TASK OBJECTIVE: Take every line from the listing below that includes "name" and copy it.

┄┄┄┄┄┄┄┄┄┄┄┄┄┄┄┄┄┄┄┄

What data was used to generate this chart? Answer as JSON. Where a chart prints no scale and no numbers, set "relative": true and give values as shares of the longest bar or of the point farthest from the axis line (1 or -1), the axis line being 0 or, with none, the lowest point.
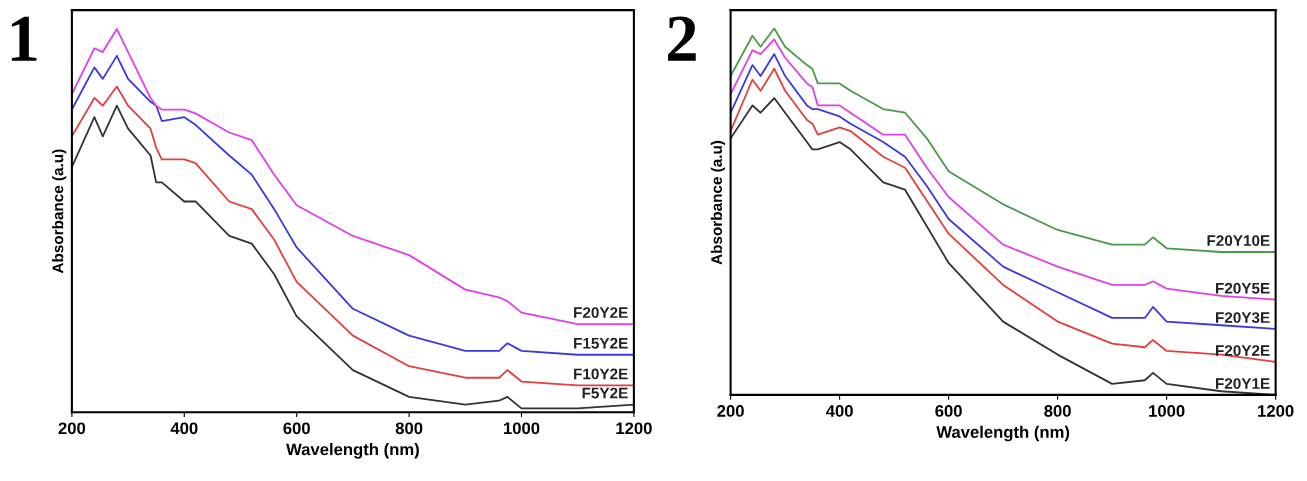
{
  "chart_data": [
    {
      "type": "line",
      "relative": true,
      "annotations": [
        "1"
      ],
      "xlabel": "Wavelength (nm)",
      "ylabel": "Absorbance (a.u)",
      "xlim": [
        200,
        1200
      ],
      "xticks": [
        200,
        400,
        600,
        800,
        1000,
        1200
      ],
      "x": [
        200,
        240,
        255,
        280,
        300,
        340,
        350,
        360,
        400,
        420,
        480,
        520,
        560,
        600,
        700,
        800,
        900,
        960,
        975,
        1000,
        1100,
        1200
      ],
      "legend": false,
      "grid": false,
      "marker": "none",
      "line_style": "solid",
      "series": [
        {
          "name": "F5Y2E",
          "color": "#333333",
          "values": [
            0.64,
            0.77,
            0.72,
            0.8,
            0.74,
            0.67,
            0.6,
            0.6,
            0.55,
            0.55,
            0.46,
            0.44,
            0.36,
            0.25,
            0.11,
            0.04,
            0.02,
            0.03,
            0.04,
            0.01,
            0.01,
            0.02
          ]
        },
        {
          "name": "F10Y2E",
          "color": "#e0413f",
          "values": [
            0.72,
            0.82,
            0.8,
            0.85,
            0.8,
            0.74,
            0.69,
            0.66,
            0.66,
            0.65,
            0.55,
            0.53,
            0.45,
            0.34,
            0.2,
            0.12,
            0.09,
            0.09,
            0.11,
            0.08,
            0.07,
            0.07
          ]
        },
        {
          "name": "F15Y2E",
          "color": "#3a3adf",
          "values": [
            0.79,
            0.9,
            0.87,
            0.93,
            0.87,
            0.81,
            0.8,
            0.76,
            0.77,
            0.75,
            0.67,
            0.62,
            0.53,
            0.43,
            0.27,
            0.2,
            0.16,
            0.16,
            0.18,
            0.16,
            0.15,
            0.15
          ]
        },
        {
          "name": "F20Y2E",
          "color": "#e040e8",
          "values": [
            0.83,
            0.95,
            0.94,
            1.0,
            0.94,
            0.82,
            0.8,
            0.79,
            0.79,
            0.78,
            0.73,
            0.71,
            0.62,
            0.54,
            0.46,
            0.41,
            0.32,
            0.3,
            0.29,
            0.26,
            0.23,
            0.23
          ]
        }
      ]
    },
    {
      "type": "line",
      "relative": true,
      "annotations": [
        "2"
      ],
      "xlabel": "Wavelength (nm)",
      "ylabel": "Absorbance (a.u)",
      "xlim": [
        200,
        1200
      ],
      "xticks": [
        200,
        400,
        600,
        800,
        1000,
        1200
      ],
      "x": [
        200,
        240,
        255,
        280,
        300,
        340,
        350,
        360,
        400,
        420,
        480,
        520,
        560,
        600,
        700,
        800,
        900,
        960,
        975,
        1000,
        1100,
        1200
      ],
      "legend": false,
      "grid": false,
      "marker": "none",
      "line_style": "solid",
      "series": [
        {
          "name": "F20Y1E",
          "color": "#333333",
          "values": [
            0.7,
            0.79,
            0.77,
            0.81,
            0.77,
            0.69,
            0.67,
            0.67,
            0.69,
            0.67,
            0.58,
            0.56,
            0.46,
            0.36,
            0.2,
            0.11,
            0.03,
            0.04,
            0.06,
            0.03,
            0.01,
            0.0
          ]
        },
        {
          "name": "F20Y2E",
          "color": "#e0413f",
          "values": [
            0.72,
            0.86,
            0.83,
            0.89,
            0.83,
            0.75,
            0.74,
            0.71,
            0.73,
            0.72,
            0.65,
            0.62,
            0.53,
            0.44,
            0.3,
            0.2,
            0.14,
            0.13,
            0.15,
            0.12,
            0.11,
            0.09
          ]
        },
        {
          "name": "F20Y3E",
          "color": "#3a3adf",
          "values": [
            0.77,
            0.9,
            0.87,
            0.93,
            0.87,
            0.79,
            0.78,
            0.78,
            0.76,
            0.74,
            0.69,
            0.65,
            0.57,
            0.48,
            0.35,
            0.28,
            0.21,
            0.21,
            0.24,
            0.2,
            0.19,
            0.18
          ]
        },
        {
          "name": "F20Y5E",
          "color": "#e040e8",
          "values": [
            0.82,
            0.94,
            0.93,
            0.97,
            0.92,
            0.85,
            0.84,
            0.79,
            0.79,
            0.77,
            0.71,
            0.71,
            0.62,
            0.54,
            0.41,
            0.35,
            0.3,
            0.3,
            0.31,
            0.29,
            0.27,
            0.26
          ]
        },
        {
          "name": "F20Y10E",
          "color": "#4a9a4a",
          "values": [
            0.87,
            0.98,
            0.95,
            1.0,
            0.95,
            0.9,
            0.89,
            0.85,
            0.85,
            0.83,
            0.78,
            0.77,
            0.7,
            0.61,
            0.52,
            0.45,
            0.41,
            0.41,
            0.43,
            0.4,
            0.39,
            0.39
          ]
        }
      ]
    }
  ]
}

┄┄┄┄┄┄┄┄┄┄┄┄┄┄┄┄┄┄┄┄

OUTPUT FOR THIS TASK:
          "name": "F5Y2E",
          "name": "F10Y2E",
          "name": "F15Y2E",
          "name": "F20Y2E",
          "name": "F20Y1E",
          "name": "F20Y2E",
          "name": "F20Y3E",
          "name": "F20Y5E",
          "name": "F20Y10E",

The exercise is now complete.